■ Stored data
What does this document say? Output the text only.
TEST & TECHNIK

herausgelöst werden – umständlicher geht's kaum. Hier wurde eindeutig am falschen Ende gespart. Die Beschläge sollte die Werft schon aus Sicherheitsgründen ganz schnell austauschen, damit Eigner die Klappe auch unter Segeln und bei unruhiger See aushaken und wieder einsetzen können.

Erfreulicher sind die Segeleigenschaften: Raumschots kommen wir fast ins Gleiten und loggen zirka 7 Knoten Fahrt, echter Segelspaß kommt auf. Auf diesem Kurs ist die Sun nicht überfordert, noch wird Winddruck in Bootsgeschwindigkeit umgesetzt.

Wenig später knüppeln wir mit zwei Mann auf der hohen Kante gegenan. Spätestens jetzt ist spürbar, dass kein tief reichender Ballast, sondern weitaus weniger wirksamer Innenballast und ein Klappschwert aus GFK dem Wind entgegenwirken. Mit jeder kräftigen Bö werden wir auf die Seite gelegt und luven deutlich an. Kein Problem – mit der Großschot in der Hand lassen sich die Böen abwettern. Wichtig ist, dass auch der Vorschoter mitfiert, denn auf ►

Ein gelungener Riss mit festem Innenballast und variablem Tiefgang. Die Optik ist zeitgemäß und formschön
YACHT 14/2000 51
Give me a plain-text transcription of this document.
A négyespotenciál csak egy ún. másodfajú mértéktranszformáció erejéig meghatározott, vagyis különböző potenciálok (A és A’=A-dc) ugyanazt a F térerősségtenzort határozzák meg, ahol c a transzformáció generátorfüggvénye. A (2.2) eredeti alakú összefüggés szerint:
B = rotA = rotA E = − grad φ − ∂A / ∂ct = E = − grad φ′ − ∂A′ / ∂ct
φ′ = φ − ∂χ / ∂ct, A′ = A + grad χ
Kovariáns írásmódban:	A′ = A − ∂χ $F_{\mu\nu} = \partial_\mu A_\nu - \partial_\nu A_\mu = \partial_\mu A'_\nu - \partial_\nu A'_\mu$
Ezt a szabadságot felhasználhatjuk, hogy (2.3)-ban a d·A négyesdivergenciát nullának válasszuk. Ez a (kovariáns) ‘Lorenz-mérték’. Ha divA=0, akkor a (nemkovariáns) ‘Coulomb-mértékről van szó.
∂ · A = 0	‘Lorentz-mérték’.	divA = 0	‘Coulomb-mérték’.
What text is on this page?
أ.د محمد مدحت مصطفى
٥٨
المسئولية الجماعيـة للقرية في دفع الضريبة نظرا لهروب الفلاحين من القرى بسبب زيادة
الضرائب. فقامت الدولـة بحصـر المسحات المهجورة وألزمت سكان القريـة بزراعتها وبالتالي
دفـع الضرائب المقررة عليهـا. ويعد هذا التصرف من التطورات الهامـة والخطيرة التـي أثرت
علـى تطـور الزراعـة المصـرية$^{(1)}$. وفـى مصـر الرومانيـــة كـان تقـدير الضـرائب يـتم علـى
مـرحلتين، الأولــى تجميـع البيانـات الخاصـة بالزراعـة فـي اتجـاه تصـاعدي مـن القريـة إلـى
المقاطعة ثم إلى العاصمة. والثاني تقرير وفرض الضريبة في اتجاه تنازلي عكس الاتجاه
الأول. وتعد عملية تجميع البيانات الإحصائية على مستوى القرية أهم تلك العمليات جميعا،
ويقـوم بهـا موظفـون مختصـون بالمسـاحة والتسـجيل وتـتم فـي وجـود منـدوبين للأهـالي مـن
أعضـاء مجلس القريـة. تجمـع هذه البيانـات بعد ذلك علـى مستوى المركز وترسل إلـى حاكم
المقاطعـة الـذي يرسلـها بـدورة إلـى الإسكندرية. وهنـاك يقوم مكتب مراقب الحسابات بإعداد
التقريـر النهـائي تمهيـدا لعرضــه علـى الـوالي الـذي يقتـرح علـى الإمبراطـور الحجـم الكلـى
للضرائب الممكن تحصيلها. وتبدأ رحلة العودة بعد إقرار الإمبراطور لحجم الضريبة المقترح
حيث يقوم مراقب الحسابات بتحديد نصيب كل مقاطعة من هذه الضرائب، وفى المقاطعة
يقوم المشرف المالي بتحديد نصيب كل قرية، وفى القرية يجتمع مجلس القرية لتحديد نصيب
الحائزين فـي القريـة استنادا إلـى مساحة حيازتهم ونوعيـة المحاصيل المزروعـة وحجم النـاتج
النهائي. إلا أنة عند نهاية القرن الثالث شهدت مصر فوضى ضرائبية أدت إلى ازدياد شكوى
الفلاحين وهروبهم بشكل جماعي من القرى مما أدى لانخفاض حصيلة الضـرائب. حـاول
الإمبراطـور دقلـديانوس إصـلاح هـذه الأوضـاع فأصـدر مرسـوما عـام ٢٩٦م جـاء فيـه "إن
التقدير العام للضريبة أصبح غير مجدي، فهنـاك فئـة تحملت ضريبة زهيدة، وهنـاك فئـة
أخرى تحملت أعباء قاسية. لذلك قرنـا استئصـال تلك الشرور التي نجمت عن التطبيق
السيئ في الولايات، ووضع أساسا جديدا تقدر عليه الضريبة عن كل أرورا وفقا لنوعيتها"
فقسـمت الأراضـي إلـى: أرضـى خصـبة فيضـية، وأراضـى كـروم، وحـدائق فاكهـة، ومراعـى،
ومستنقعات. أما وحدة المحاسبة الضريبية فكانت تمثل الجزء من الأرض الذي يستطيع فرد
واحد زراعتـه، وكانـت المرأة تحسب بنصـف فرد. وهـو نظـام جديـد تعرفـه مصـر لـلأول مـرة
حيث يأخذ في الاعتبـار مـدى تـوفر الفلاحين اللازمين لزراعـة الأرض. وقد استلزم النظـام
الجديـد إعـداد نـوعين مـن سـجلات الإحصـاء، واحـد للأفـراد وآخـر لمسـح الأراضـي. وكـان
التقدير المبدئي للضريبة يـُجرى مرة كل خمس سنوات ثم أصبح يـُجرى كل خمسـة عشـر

■ What the task asks
Reproduce every record, matching each line exactly.

■ Task output
What does this document say? Output the text only.
TEST & TECHNIK

herausgelöst werden – umständlicher geht's kaum. Hier wurde eindeutig am falschen Ende gespart. Die Beschläge sollte die Werft schon aus Sicherheitsgründen ganz schnell austauschen, damit Eigner die Klappe auch unter Segeln und bei unruhiger See aushaken und wieder einsetzen können.

Erfreulicher sind die Segeleigenschaften: Raumschots kommen wir fast ins Gleiten und loggen zirka 7 Knoten Fahrt, echter Segelspaß kommt auf. Auf diesem Kurs ist die Sun nicht überfordert, noch wird Winddruck in Bootsgeschwindigkeit umgesetzt.

Wenig später knüppeln wir mit zwei Mann auf der hohen Kante gegenan. Spätestens jetzt ist spürbar, dass kein tief reichender Ballast, sondern weitaus weniger wirksamer Innenballast und ein Klappschwert aus GFK dem Wind entgegenwirken. Mit jeder kräftigen Bö werden wir auf die Seite gelegt und luven deutlich an. Kein Problem – mit der Großschot in der Hand lassen sich die Böen abwettern. Wichtig ist, dass auch der Vorschoter mitfiert, denn auf ►

Ein gelungener Riss mit festem Innenballast und variablem Tiefgang. Die Optik ist zeitgemäß und formschön
YACHT 14/2000 51
Give me a plain-text transcription of this document.
A négyespotenciál csak egy ún. másodfajú mértéktranszformáció erejéig meghatározott, vagyis különböző potenciálok (A és A’=A-dc) ugyanazt a F térerősségtenzort határozzák meg, ahol c a transzformáció generátorfüggvénye. A (2.2) eredeti alakú összefüggés szerint:
B = rotA = rotA E = − grad φ − ∂A / ∂ct = E = − grad φ′ − ∂A′ / ∂ct
φ′ = φ − ∂χ / ∂ct, A′ = A + grad χ
Kovariáns írásmódban:	A′ = A − ∂χ $F_{\mu\nu} = \partial_\mu A_\nu - \partial_\nu A_\mu = \partial_\mu A'_\nu - \partial_\nu A'_\mu$
Ezt a szabadságot felhasználhatjuk, hogy (2.3)-ban a d·A négyesdivergenciát nullának válasszuk. Ez a (kovariáns) ‘Lorenz-mérték’. Ha divA=0, akkor a (nemkovariáns) ‘Coulomb-mértékről van szó.
∂ · A = 0	‘Lorentz-mérték’.	divA = 0	‘Coulomb-mérték’.
What text is on this page?
أ.د محمد مدحت مصطفى
٥٨
المسئولية الجماعيـة للقرية في دفع الضريبة نظرا لهروب الفلاحين من القرى بسبب زيادة
الضرائب. فقامت الدولـة بحصـر المسحات المهجورة وألزمت سكان القريـة بزراعتها وبالتالي
دفـع الضرائب المقررة عليهـا. ويعد هذا التصرف من التطورات الهامـة والخطيرة التـي أثرت
علـى تطـور الزراعـة المصـرية$^{(1)}$. وفـى مصـر الرومانيـــة كـان تقـدير الضـرائب يـتم علـى
مـرحلتين، الأولــى تجميـع البيانـات الخاصـة بالزراعـة فـي اتجـاه تصـاعدي مـن القريـة إلـى
المقاطعة ثم إلى العاصمة. والثاني تقرير وفرض الضريبة في اتجاه تنازلي عكس الاتجاه
الأول. وتعد عملية تجميع البيانات الإحصائية على مستوى القرية أهم تلك العمليات جميعا،
ويقـوم بهـا موظفـون مختصـون بالمسـاحة والتسـجيل وتـتم فـي وجـود منـدوبين للأهـالي مـن
أعضـاء مجلس القريـة. تجمـع هذه البيانـات بعد ذلك علـى مستوى المركز وترسل إلـى حاكم
المقاطعـة الـذي يرسلـها بـدورة إلـى الإسكندرية. وهنـاك يقوم مكتب مراقب الحسابات بإعداد
التقريـر النهـائي تمهيـدا لعرضــه علـى الـوالي الـذي يقتـرح علـى الإمبراطـور الحجـم الكلـى
للضرائب الممكن تحصيلها. وتبدأ رحلة العودة بعد إقرار الإمبراطور لحجم الضريبة المقترح
حيث يقوم مراقب الحسابات بتحديد نصيب كل مقاطعة من هذه الضرائب، وفى المقاطعة
يقوم المشرف المالي بتحديد نصيب كل قرية، وفى القرية يجتمع مجلس القرية لتحديد نصيب
الحائزين فـي القريـة استنادا إلـى مساحة حيازتهم ونوعيـة المحاصيل المزروعـة وحجم النـاتج
النهائي. إلا أنة عند نهاية القرن الثالث شهدت مصر فوضى ضرائبية أدت إلى ازدياد شكوى
الفلاحين وهروبهم بشكل جماعي من القرى مما أدى لانخفاض حصيلة الضـرائب. حـاول
الإمبراطـور دقلـديانوس إصـلاح هـذه الأوضـاع فأصـدر مرسـوما عـام ٢٩٦م جـاء فيـه "إن
التقدير العام للضريبة أصبح غير مجدي، فهنـاك فئـة تحملت ضريبة زهيدة، وهنـاك فئـة
أخرى تحملت أعباء قاسية. لذلك قرنـا استئصـال تلك الشرور التي نجمت عن التطبيق
السيئ في الولايات، ووضع أساسا جديدا تقدر عليه الضريبة عن كل أرورا وفقا لنوعيتها"
فقسـمت الأراضـي إلـى: أرضـى خصـبة فيضـية، وأراضـى كـروم، وحـدائق فاكهـة، ومراعـى،
ومستنقعات. أما وحدة المحاسبة الضريبية فكانت تمثل الجزء من الأرض الذي يستطيع فرد
واحد زراعتـه، وكانـت المرأة تحسب بنصـف فرد. وهـو نظـام جديـد تعرفـه مصـر لـلأول مـرة
حيث يأخذ في الاعتبـار مـدى تـوفر الفلاحين اللازمين لزراعـة الأرض. وقد استلزم النظـام
الجديـد إعـداد نـوعين مـن سـجلات الإحصـاء، واحـد للأفـراد وآخـر لمسـح الأراضـي. وكـان
التقدير المبدئي للضريبة يـُجرى مرة كل خمس سنوات ثم أصبح يـُجرى كل خمسـة عشـر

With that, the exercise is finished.